* _Activity_:
Write out the part of the article on MeMed's defense grant, starting with "The grant from" and going on through "underway, MeMed said.".

* _Passage to read_:
::::::::::

MeMed has won a $4,079,159 grant from the U.S. Department of Defense (DOD) to support transition of the company’s prototype ImmunoPoC point-of-care (POC) blood-testing platform toward a final product, including transfer to manufacturing and implementation of cloud connectivity.
The grant from the DOD's Congressionally Directed Medical Research Programs (CDMRP) complements a $9.2 million contract from the DOD’s Defense Threat Reduction Agency awarded in April 2017 to MeMed, with the goal of supporting the final stages of prototype development.
The prototype is for a POC test designed to provide results within minutes—a second-generation version of MeMed’s first-generation ImmunoXpert test.
ImmunoXpert, the company’s lead product, is designed to measure three blood-borne immune markers to accurately detect whether a patient has a bacterial or viral infection, with the goal of better informing physician decisions on antibiotic treatment.
ImmunoXpert is cleared for clinical use in the EU, where it is CE-IVD certified; as well as in Switzerland and Israel. ImmunoXpert is now in pilot distribution in these areas with a broader commercial roll-out underway, MeMed said.
“This grant will allow us to set up manufacturing processes for our POC platform, ultimately enabling MeMed's novel blood test that has been clinically validated for differentiating between bacterial and viral infection to reach the patient in a shorter time,” MeMed CTO Kfir Oved, M.D., Ph.D., said in a statement.

::::::::::

(Page segmentation data)
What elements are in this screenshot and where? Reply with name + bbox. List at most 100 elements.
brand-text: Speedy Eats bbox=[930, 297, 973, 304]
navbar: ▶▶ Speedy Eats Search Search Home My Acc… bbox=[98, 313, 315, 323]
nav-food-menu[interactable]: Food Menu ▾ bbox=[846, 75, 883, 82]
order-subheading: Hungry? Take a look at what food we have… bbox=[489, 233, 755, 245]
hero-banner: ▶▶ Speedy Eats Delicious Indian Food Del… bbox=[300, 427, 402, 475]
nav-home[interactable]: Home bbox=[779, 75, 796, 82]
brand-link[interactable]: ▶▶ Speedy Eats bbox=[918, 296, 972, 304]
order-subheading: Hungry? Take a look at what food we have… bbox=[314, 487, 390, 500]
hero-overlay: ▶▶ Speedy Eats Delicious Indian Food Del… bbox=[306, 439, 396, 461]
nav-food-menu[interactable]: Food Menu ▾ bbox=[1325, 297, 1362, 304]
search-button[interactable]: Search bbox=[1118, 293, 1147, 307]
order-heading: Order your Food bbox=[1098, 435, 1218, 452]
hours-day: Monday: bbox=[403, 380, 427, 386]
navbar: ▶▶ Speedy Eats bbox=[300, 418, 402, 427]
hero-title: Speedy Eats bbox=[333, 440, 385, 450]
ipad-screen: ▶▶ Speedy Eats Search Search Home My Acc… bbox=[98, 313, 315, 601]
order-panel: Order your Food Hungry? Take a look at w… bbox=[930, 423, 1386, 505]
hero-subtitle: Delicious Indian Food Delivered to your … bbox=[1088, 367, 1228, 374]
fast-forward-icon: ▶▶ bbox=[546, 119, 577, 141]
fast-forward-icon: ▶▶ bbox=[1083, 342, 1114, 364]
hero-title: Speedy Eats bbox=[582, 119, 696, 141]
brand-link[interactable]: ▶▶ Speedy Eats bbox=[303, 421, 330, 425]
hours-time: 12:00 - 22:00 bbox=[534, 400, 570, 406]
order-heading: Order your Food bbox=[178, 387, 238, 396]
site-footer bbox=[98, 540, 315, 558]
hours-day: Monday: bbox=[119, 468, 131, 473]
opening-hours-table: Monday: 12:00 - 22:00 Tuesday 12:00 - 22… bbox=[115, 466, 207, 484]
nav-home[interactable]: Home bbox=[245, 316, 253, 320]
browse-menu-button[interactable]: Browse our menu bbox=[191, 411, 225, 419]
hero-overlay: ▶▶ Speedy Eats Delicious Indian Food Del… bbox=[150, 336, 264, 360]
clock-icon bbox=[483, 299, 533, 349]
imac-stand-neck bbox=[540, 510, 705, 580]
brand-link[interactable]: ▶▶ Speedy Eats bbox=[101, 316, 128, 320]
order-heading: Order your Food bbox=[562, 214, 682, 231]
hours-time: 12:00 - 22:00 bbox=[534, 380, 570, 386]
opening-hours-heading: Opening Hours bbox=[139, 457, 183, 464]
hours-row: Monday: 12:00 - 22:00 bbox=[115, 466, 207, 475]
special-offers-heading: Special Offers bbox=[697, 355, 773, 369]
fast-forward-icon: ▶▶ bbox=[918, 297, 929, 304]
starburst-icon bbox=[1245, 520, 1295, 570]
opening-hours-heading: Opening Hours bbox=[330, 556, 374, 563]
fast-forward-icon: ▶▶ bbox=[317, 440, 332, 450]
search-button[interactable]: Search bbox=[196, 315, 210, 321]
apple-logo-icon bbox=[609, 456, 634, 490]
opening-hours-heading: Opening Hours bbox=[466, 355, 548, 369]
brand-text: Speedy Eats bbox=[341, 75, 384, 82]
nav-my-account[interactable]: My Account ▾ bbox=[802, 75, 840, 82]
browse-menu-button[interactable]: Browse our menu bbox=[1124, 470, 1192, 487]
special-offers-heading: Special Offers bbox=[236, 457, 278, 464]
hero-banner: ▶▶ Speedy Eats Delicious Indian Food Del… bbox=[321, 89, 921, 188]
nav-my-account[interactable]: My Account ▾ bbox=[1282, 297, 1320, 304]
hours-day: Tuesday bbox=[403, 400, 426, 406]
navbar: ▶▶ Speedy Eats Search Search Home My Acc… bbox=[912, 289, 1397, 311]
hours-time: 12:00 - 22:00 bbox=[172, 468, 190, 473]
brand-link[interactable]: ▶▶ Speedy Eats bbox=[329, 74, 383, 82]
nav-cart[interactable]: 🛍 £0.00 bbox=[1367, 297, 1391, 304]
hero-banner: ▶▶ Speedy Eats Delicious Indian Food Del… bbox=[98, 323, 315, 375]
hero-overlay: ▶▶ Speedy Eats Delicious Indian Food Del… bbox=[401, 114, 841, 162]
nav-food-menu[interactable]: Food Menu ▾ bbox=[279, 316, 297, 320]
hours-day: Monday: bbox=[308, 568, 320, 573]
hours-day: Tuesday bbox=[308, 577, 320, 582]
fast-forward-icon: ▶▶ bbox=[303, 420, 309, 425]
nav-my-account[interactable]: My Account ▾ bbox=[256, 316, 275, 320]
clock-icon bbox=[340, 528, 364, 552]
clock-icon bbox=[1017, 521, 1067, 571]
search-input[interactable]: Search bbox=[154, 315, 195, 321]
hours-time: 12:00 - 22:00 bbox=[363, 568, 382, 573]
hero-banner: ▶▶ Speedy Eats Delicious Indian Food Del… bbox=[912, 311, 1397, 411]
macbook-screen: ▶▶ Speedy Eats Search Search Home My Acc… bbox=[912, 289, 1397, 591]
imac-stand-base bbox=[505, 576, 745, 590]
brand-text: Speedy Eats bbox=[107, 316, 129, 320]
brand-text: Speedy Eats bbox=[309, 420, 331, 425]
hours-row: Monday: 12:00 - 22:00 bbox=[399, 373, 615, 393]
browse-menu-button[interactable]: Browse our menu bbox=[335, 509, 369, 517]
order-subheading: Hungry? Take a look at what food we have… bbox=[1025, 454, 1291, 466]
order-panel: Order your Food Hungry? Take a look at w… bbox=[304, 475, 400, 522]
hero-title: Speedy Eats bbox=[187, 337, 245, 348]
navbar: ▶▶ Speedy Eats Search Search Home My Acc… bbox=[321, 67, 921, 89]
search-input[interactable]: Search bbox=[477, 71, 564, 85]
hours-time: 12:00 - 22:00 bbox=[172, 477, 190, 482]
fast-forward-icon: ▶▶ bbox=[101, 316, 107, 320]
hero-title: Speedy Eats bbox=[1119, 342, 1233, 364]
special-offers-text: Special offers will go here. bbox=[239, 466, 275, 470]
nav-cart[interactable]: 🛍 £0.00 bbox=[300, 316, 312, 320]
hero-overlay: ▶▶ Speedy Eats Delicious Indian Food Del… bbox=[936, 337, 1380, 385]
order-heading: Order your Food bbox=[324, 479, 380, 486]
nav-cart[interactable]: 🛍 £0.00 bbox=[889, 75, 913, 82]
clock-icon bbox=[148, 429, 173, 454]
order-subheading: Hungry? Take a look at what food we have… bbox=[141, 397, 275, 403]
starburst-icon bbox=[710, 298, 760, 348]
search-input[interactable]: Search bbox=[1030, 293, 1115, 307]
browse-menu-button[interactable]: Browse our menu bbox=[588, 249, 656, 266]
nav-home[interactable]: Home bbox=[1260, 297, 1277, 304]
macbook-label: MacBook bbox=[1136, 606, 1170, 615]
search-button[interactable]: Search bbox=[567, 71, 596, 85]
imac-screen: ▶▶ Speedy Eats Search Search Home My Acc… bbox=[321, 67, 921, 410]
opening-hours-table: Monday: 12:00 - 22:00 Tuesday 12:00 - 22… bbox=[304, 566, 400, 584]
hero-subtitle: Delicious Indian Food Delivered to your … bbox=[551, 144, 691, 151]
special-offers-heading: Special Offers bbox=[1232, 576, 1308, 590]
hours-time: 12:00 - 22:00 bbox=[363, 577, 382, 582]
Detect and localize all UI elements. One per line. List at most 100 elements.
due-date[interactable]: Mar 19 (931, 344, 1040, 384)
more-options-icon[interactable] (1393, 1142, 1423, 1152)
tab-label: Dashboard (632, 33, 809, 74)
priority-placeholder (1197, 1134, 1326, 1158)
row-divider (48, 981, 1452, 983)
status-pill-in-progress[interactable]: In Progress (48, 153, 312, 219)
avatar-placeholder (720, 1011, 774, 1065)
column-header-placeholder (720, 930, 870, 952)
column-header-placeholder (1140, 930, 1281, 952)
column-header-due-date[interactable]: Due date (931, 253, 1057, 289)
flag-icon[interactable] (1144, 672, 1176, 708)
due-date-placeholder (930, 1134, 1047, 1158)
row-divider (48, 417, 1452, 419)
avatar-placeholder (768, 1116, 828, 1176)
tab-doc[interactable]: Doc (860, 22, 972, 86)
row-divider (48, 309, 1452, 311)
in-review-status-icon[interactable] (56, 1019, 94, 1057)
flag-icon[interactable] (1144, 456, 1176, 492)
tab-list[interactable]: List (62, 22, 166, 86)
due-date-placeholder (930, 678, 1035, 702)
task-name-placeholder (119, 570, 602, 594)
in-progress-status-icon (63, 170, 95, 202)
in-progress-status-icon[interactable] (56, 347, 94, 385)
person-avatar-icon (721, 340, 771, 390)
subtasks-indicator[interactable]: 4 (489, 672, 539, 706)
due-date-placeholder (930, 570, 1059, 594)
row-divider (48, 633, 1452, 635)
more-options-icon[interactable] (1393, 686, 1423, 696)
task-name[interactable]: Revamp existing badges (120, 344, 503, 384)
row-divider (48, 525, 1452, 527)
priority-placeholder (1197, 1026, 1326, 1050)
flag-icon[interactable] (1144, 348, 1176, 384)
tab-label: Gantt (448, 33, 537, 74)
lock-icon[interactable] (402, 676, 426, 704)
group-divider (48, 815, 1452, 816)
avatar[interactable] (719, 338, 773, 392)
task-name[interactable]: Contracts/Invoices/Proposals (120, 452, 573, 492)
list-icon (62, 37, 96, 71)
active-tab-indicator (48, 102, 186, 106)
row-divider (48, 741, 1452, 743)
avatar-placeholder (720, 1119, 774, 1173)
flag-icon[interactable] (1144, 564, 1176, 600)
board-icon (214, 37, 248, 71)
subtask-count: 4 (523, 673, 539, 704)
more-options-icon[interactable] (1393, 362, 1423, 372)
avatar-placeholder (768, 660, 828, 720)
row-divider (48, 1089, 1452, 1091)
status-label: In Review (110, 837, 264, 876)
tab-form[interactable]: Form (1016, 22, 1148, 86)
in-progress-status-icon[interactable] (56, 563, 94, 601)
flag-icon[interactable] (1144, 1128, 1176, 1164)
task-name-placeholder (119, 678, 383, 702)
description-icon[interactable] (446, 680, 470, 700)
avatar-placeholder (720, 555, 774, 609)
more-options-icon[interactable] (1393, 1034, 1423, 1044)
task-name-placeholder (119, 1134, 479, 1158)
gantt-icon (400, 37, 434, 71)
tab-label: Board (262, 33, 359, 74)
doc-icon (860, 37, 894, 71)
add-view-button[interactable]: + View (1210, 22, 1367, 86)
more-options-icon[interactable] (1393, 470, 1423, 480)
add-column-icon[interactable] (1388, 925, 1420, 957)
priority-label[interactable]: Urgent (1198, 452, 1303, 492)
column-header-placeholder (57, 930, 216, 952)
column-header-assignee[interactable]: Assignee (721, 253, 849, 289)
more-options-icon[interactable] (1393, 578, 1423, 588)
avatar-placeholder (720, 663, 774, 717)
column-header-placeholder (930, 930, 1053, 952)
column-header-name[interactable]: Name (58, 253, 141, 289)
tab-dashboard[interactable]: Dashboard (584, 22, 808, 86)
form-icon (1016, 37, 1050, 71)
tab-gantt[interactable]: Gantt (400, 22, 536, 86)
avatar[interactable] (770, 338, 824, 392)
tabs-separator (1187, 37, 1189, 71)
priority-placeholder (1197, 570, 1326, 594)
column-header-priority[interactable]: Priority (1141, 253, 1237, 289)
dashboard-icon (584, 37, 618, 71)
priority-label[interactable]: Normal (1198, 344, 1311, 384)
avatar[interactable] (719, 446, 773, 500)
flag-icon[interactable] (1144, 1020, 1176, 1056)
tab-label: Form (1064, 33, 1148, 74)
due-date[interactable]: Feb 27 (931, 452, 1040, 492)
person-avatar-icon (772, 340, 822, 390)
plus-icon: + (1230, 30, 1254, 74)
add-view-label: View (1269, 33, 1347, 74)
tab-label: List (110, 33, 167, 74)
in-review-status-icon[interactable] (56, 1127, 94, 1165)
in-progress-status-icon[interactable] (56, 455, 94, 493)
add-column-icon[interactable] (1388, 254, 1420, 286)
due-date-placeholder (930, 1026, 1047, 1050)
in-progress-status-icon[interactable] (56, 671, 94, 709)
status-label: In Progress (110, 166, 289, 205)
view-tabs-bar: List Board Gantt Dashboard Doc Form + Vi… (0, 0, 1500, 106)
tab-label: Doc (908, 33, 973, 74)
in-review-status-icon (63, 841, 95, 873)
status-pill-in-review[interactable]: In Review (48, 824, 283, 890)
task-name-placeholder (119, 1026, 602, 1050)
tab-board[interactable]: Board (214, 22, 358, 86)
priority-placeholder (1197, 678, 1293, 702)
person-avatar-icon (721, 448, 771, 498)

::::::::::

* _Written response_:
The grant from the DOD's Congressionally Directed Medical Research Programs (CDMRP) complements a $9.2 million contract from the DOD’s Defense Threat Reduction Agency awarded in April 2017 to MeMed, with the goal of supporting the final stages of prototype development.
The prototype is for a POC test designed to provide results within minutes—a second-generation version of MeMed’s first-generation ImmunoXpert test.
ImmunoXpert, the company’s lead product, is designed to measure three blood-borne immune markers to accurately detect whether a patient has a bacterial or viral infection, with the goal of better informing physician decisions on antibiotic treatment.
ImmunoXpert is cleared for clinical use in the EU, where it is CE-IVD certified; as well as in Switzerland and Israel. ImmunoXpert is now in pilot distribution in these areas with a broader commercial roll-out underway, MeMed said.